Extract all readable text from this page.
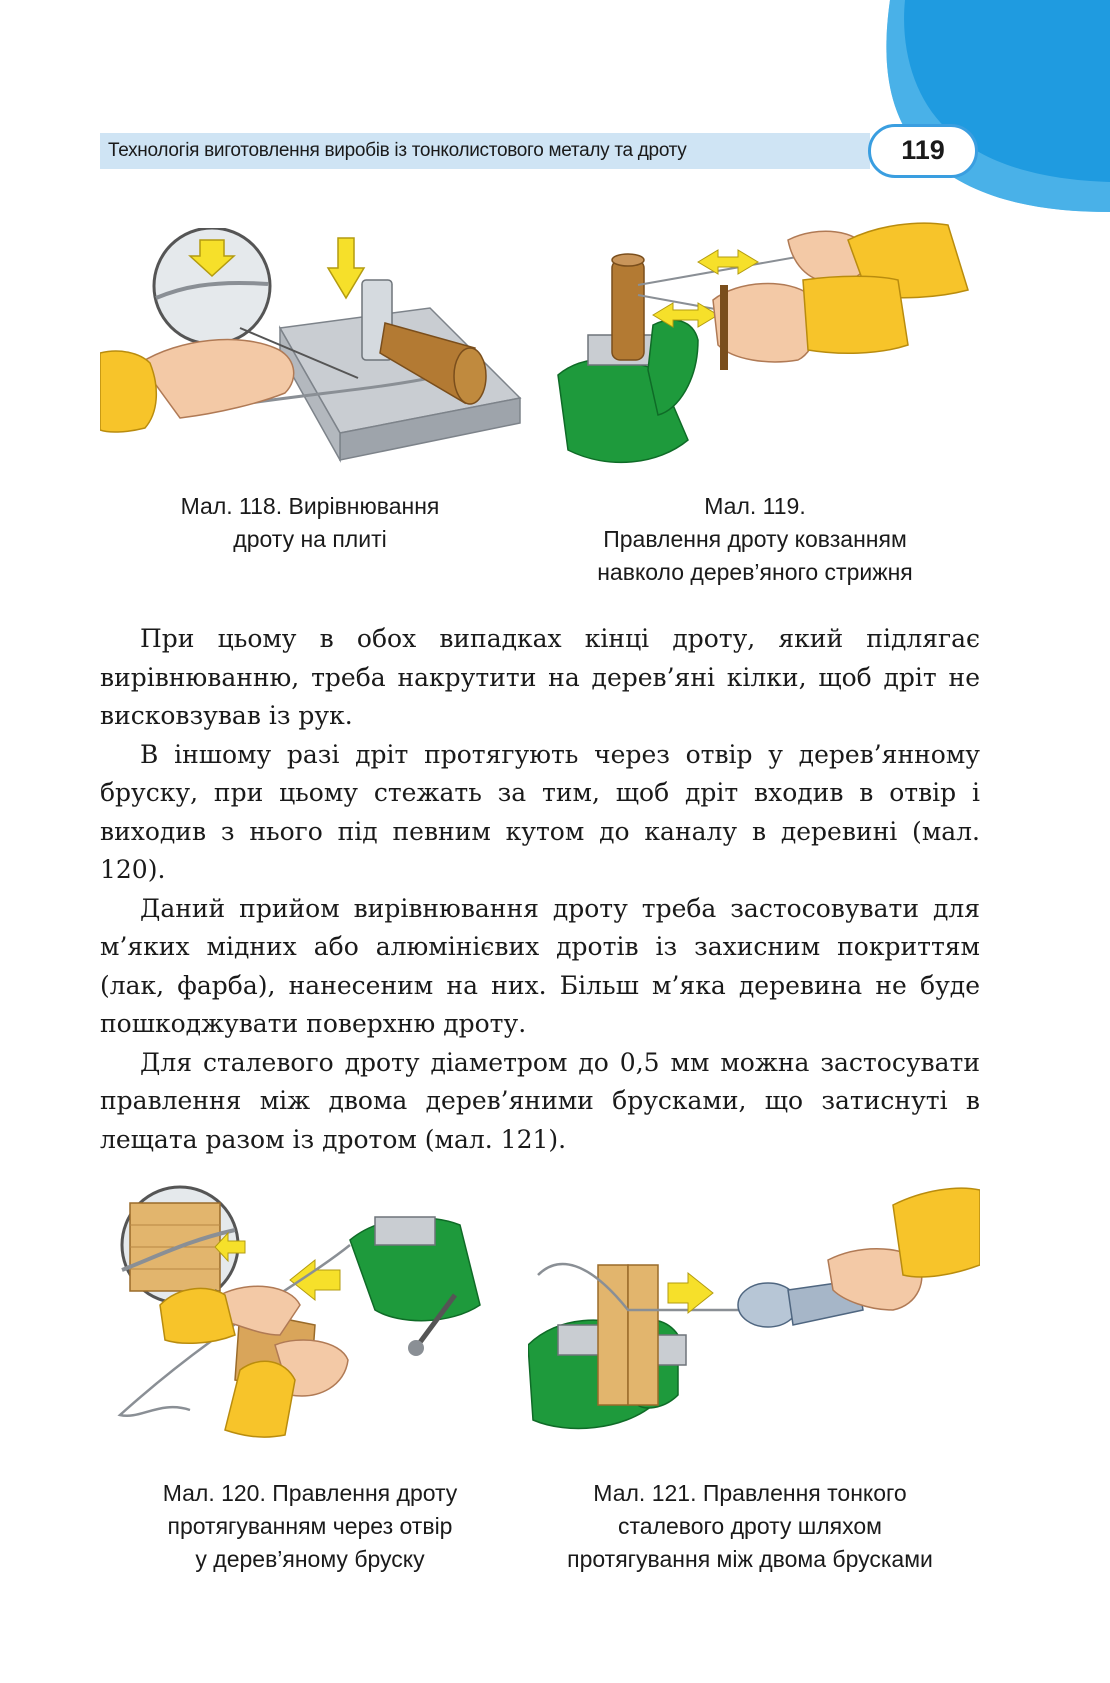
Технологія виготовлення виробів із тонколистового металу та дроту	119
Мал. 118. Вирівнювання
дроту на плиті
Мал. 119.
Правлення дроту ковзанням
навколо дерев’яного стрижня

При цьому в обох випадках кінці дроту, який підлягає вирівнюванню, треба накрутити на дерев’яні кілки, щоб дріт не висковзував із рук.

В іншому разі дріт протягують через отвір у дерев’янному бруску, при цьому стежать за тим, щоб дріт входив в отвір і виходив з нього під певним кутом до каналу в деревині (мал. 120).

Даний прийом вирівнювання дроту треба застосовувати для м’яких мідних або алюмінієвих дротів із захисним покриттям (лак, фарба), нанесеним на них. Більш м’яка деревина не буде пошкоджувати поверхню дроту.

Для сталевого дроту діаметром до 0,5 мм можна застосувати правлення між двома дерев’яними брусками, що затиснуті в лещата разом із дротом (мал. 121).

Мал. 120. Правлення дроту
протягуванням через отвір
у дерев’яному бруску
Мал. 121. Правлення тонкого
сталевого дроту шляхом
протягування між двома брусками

__What the task asks__.
In the entries above, find each line with the string "треба" and copy it.

__Written response__.
При цьому в обох випадках кінці дроту, який підлягає вирівнюванню, треба накрутити на дерев’яні кілки, щоб дріт не висковзував із рук.
Даний прийом вирівнювання дроту треба застосовувати для м’яких мідних або алюмінієвих дротів із захисним покриттям (лак, фарба), нанесеним на них. Більш м’яка деревина не буде пошкоджувати поверхню дроту.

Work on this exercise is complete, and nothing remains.